Find the lines with "that" in them and copy them out.

Extracted records:
● ● ● ●
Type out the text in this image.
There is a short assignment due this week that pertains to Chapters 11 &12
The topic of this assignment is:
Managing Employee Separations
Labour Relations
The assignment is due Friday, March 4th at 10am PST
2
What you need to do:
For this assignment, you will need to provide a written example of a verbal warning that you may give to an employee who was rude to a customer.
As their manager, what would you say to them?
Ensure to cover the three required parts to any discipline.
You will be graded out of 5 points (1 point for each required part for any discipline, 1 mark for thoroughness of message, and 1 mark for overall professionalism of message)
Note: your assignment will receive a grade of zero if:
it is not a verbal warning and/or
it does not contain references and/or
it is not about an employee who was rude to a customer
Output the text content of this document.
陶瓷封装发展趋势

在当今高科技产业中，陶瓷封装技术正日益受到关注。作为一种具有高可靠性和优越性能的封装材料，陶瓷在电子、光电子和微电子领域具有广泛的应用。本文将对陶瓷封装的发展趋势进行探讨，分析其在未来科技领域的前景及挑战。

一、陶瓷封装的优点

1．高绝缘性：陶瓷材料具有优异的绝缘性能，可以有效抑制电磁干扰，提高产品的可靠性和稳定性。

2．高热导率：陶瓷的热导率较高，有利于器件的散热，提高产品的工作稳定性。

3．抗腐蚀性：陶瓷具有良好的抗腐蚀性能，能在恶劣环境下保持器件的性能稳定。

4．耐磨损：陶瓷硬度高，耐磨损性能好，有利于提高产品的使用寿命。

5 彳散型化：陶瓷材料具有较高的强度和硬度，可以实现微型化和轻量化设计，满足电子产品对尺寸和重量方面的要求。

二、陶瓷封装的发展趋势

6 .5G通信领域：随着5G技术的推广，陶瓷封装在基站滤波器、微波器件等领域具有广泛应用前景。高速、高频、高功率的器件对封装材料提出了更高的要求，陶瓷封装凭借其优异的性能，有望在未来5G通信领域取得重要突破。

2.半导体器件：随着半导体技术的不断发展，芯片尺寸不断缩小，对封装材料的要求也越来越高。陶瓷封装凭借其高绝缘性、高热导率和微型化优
● ● ● ●
§ **EXERCISE RESULT**
There is a short assignment due this week that pertains to Chapters 11 &12
For this assignment, you will need to provide a written example of a verbal warning that you may give to an employee who was rude to a customer.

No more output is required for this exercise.